[Exercise objective]: Write out the complete material exactly as it stands.

[Records]:
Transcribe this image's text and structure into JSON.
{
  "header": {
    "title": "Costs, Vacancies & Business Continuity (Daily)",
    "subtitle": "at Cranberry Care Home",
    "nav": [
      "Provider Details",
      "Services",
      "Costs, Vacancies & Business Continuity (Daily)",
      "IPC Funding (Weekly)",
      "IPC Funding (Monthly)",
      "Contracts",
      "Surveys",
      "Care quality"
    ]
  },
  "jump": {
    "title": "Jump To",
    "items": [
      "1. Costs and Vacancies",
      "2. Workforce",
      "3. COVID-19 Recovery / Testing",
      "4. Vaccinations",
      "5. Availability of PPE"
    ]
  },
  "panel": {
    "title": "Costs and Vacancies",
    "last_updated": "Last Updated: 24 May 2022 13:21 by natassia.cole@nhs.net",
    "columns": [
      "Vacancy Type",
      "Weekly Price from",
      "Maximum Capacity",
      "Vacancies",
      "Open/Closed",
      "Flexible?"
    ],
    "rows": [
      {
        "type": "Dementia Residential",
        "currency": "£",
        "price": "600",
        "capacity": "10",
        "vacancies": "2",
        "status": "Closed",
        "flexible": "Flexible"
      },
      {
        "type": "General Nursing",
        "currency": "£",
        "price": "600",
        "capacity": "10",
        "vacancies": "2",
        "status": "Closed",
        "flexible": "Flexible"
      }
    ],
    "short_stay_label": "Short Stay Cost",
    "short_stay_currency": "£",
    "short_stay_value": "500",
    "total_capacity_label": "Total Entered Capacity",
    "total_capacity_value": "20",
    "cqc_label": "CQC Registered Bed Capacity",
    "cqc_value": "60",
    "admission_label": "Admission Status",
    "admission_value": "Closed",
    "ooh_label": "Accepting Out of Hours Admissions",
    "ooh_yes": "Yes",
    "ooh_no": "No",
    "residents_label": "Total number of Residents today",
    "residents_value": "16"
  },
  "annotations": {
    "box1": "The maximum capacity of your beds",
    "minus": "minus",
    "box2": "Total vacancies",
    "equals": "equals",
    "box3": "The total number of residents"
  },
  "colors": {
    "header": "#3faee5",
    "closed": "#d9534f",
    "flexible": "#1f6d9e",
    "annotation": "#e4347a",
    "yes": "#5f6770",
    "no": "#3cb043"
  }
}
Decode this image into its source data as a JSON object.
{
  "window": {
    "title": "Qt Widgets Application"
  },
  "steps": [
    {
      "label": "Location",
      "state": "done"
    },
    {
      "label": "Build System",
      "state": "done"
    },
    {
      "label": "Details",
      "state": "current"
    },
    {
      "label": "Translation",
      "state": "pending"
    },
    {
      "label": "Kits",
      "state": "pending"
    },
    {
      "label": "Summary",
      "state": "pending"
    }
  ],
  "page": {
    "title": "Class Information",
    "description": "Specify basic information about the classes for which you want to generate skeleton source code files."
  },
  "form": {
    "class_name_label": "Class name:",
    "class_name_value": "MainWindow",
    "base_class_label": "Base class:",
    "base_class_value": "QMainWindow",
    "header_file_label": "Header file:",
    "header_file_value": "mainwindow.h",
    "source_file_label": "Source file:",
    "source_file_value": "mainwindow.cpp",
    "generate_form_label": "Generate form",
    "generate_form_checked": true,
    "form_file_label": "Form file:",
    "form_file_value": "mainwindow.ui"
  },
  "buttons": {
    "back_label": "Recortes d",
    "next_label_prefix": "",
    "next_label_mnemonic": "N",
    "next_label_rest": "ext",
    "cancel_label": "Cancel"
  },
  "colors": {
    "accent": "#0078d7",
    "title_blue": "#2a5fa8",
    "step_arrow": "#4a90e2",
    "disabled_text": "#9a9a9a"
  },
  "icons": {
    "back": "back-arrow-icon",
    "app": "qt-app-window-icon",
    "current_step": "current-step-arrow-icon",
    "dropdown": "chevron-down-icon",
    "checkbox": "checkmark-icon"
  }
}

[Solution to the exercise]:
Transcribe this image's text and structure into JSON.
{
  "header": {
    "title": "Costs, Vacancies & Business Continuity (Daily)",
    "subtitle": "at Cranberry Care Home",
    "nav": [
      "Provider Details",
      "Services",
      "Costs, Vacancies & Business Continuity (Daily)",
      "IPC Funding (Weekly)",
      "IPC Funding (Monthly)",
      "Contracts",
      "Surveys",
      "Care quality"
    ]
  },
  "jump": {
    "title": "Jump To",
    "items": [
      "1. Costs and Vacancies",
      "2. Workforce",
      "3. COVID-19 Recovery / Testing",
      "4. Vaccinations",
      "5. Availability of PPE"
    ]
  },
  "panel": {
    "title": "Costs and Vacancies",
    "last_updated": "Last Updated: 24 May 2022 13:21 by natassia.cole@nhs.net",
    "columns": [
      "Vacancy Type",
      "Weekly Price from",
      "Maximum Capacity",
      "Vacancies",
      "Open/Closed",
      "Flexible?"
    ],
    "rows": [
      {
        "type": "Dementia Residential",
        "currency": "£",
        "price": "600",
        "capacity": "10",
        "vacancies": "2",
        "status": "Closed",
        "flexible": "Flexible"
      },
      {
        "type": "General Nursing",
        "currency": "£",
        "price": "600",
        "capacity": "10",
        "vacancies": "2",
        "status": "Closed",
        "flexible": "Flexible"
      }
    ],
    "short_stay_label": "Short Stay Cost",
    "short_stay_currency": "£",
    "short_stay_value": "500",
    "total_capacity_label": "Total Entered Capacity",
    "total_capacity_value": "20",
    "cqc_label": "CQC Registered Bed Capacity",
    "cqc_value": "60",
    "admission_label": "Admission Status",
    "admission_value": "Closed",
    "ooh_label": "Accepting Out of Hours Admissions",
    "ooh_yes": "Yes",
    "ooh_no": "No",
    "residents_label": "Total number of Residents today",
    "residents_value": "16"
  },
  "annotations": {
    "box1": "The maximum capacity of your beds",
    "minus": "minus",
    "box2": "Total vacancies",
    "equals": "equals",
    "box3": "The total number of residents"
  },
  "colors": {
    "header": "#3faee5",
    "closed": "#d9534f",
    "flexible": "#1f6d9e",
    "annotation": "#e4347a",
    "yes": "#5f6770",
    "no": "#3cb043"
  }
}
Decode this image into its source data as a JSON object.
{
  "window": {
    "title": "Qt Widgets Application"
  },
  "steps": [
    {
      "label": "Location",
      "state": "done"
    },
    {
      "label": "Build System",
      "state": "done"
    },
    {
      "label": "Details",
      "state": "current"
    },
    {
      "label": "Translation",
      "state": "pending"
    },
    {
      "label": "Kits",
      "state": "pending"
    },
    {
      "label": "Summary",
      "state": "pending"
    }
  ],
  "page": {
    "title": "Class Information",
    "description": "Specify basic information about the classes for which you want to generate skeleton source code files."
  },
  "form": {
    "class_name_label": "Class name:",
    "class_name_value": "MainWindow",
    "base_class_label": "Base class:",
    "base_class_value": "QMainWindow",
    "header_file_label": "Header file:",
    "header_file_value": "mainwindow.h",
    "source_file_label": "Source file:",
    "source_file_value": "mainwindow.cpp",
    "generate_form_label": "Generate form",
    "generate_form_checked": true,
    "form_file_label": "Form file:",
    "form_file_value": "mainwindow.ui"
  },
  "buttons": {
    "back_label": "Recortes d",
    "next_label_prefix": "",
    "next_label_mnemonic": "N",
    "next_label_rest": "ext",
    "cancel_label": "Cancel"
  },
  "colors": {
    "accent": "#0078d7",
    "title_blue": "#2a5fa8",
    "step_arrow": "#4a90e2",
    "disabled_text": "#9a9a9a"
  },
  "icons": {
    "back": "back-arrow-icon",
    "app": "qt-app-window-icon",
    "current_step": "current-step-arrow-icon",
    "dropdown": "chevron-down-icon",
    "checkbox": "checkmark-icon"
  }
}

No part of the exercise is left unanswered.